Objective = Copy each line below exactly and leave the pictures out.

[Dataset records on visual material]
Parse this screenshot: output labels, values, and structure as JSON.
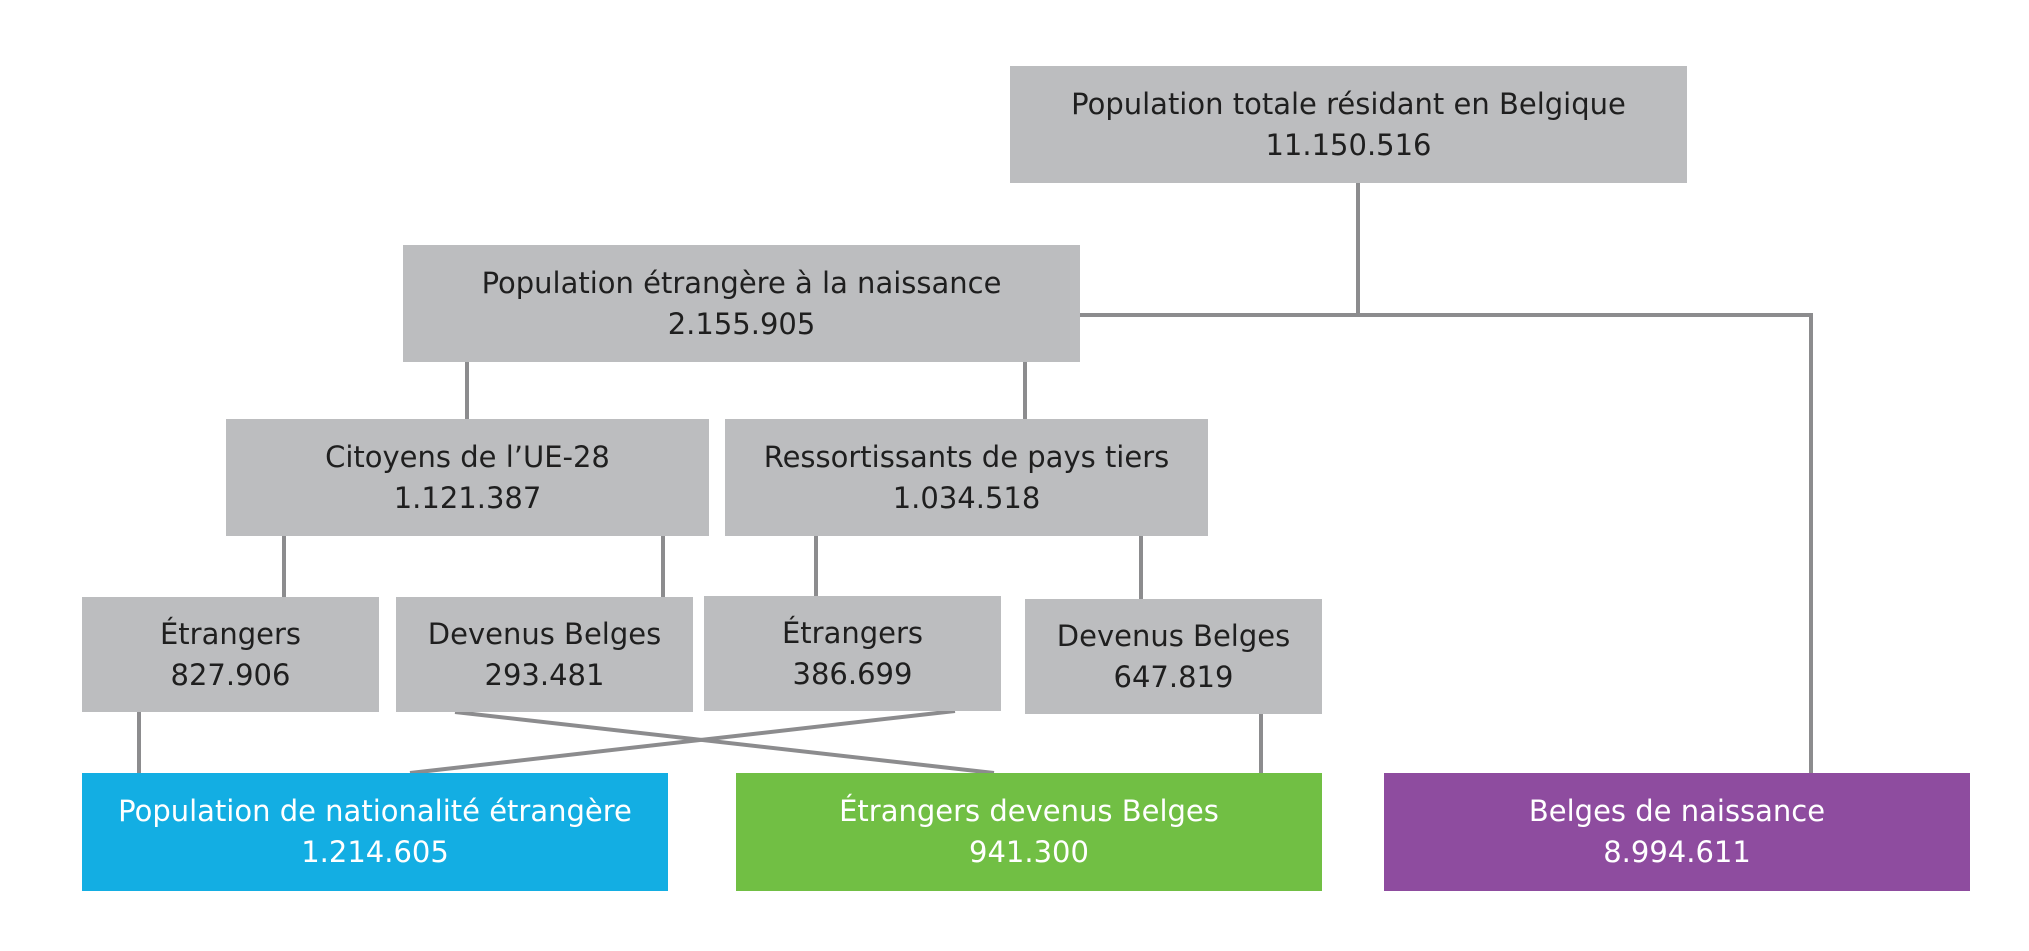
{
  "colors": {
    "gray_box": "#bcbdbf",
    "connector": "#8c8c8e",
    "blue": "#13aee3",
    "green": "#71bf44",
    "purple": "#8e4c9f",
    "text_dark": "#1f1f1f",
    "text_light": "#ffffff"
  },
  "nodes": {
    "total": {
      "label": "Population totale résidant en Belgique",
      "value": "11.150.516"
    },
    "foreign_birth": {
      "label": "Population étrangère à la naissance",
      "value": "2.155.905"
    },
    "eu28": {
      "label": "Citoyens de l’UE-28",
      "value": "1.121.387"
    },
    "third_country": {
      "label": "Ressortissants de pays tiers",
      "value": "1.034.518"
    },
    "eu_foreigners": {
      "label": "Étrangers",
      "value": "827.906"
    },
    "eu_belgian": {
      "label": "Devenus Belges",
      "value": "293.481"
    },
    "third_foreigners": {
      "label": "Étrangers",
      "value": "386.699"
    },
    "third_belgian": {
      "label": "Devenus Belges",
      "value": "647.819"
    },
    "foreign_nationality": {
      "label": "Population de nationalité étrangère",
      "value": "1.214.605"
    },
    "naturalized": {
      "label": "Étrangers devenus Belges",
      "value": "941.300"
    },
    "belgian_birth": {
      "label": "Belges de naissance",
      "value": "8.994.611"
    }
  },
  "edges": [
    {
      "from": "total",
      "to": "foreign_birth"
    },
    {
      "from": "total",
      "to": "belgian_birth"
    },
    {
      "from": "foreign_birth",
      "to": "eu28"
    },
    {
      "from": "foreign_birth",
      "to": "third_country"
    },
    {
      "from": "eu28",
      "to": "eu_foreigners"
    },
    {
      "from": "eu28",
      "to": "eu_belgian"
    },
    {
      "from": "third_country",
      "to": "third_foreigners"
    },
    {
      "from": "third_country",
      "to": "third_belgian"
    },
    {
      "from": "eu_foreigners",
      "to": "foreign_nationality"
    },
    {
      "from": "third_foreigners",
      "to": "foreign_nationality"
    },
    {
      "from": "eu_belgian",
      "to": "naturalized"
    },
    {
      "from": "third_belgian",
      "to": "naturalized"
    }
  ]
}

Exercise response =
Parse this screenshot: output labels, values, and structure as JSON.
{
  "colors": {
    "gray_box": "#bcbdbf",
    "connector": "#8c8c8e",
    "blue": "#13aee3",
    "green": "#71bf44",
    "purple": "#8e4c9f",
    "text_dark": "#1f1f1f",
    "text_light": "#ffffff"
  },
  "nodes": {
    "total": {
      "label": "Population totale résidant en Belgique",
      "value": "11.150.516"
    },
    "foreign_birth": {
      "label": "Population étrangère à la naissance",
      "value": "2.155.905"
    },
    "eu28": {
      "label": "Citoyens de l’UE-28",
      "value": "1.121.387"
    },
    "third_country": {
      "label": "Ressortissants de pays tiers",
      "value": "1.034.518"
    },
    "eu_foreigners": {
      "label": "Étrangers",
      "value": "827.906"
    },
    "eu_belgian": {
      "label": "Devenus Belges",
      "value": "293.481"
    },
    "third_foreigners": {
      "label": "Étrangers",
      "value": "386.699"
    },
    "third_belgian": {
      "label": "Devenus Belges",
      "value": "647.819"
    },
    "foreign_nationality": {
      "label": "Population de nationalité étrangère",
      "value": "1.214.605"
    },
    "naturalized": {
      "label": "Étrangers devenus Belges",
      "value": "941.300"
    },
    "belgian_birth": {
      "label": "Belges de naissance",
      "value": "8.994.611"
    }
  },
  "edges": [
    {
      "from": "total",
      "to": "foreign_birth"
    },
    {
      "from": "total",
      "to": "belgian_birth"
    },
    {
      "from": "foreign_birth",
      "to": "eu28"
    },
    {
      "from": "foreign_birth",
      "to": "third_country"
    },
    {
      "from": "eu28",
      "to": "eu_foreigners"
    },
    {
      "from": "eu28",
      "to": "eu_belgian"
    },
    {
      "from": "third_country",
      "to": "third_foreigners"
    },
    {
      "from": "third_country",
      "to": "third_belgian"
    },
    {
      "from": "eu_foreigners",
      "to": "foreign_nationality"
    },
    {
      "from": "third_foreigners",
      "to": "foreign_nationality"
    },
    {
      "from": "eu_belgian",
      "to": "naturalized"
    },
    {
      "from": "third_belgian",
      "to": "naturalized"
    }
  ]
}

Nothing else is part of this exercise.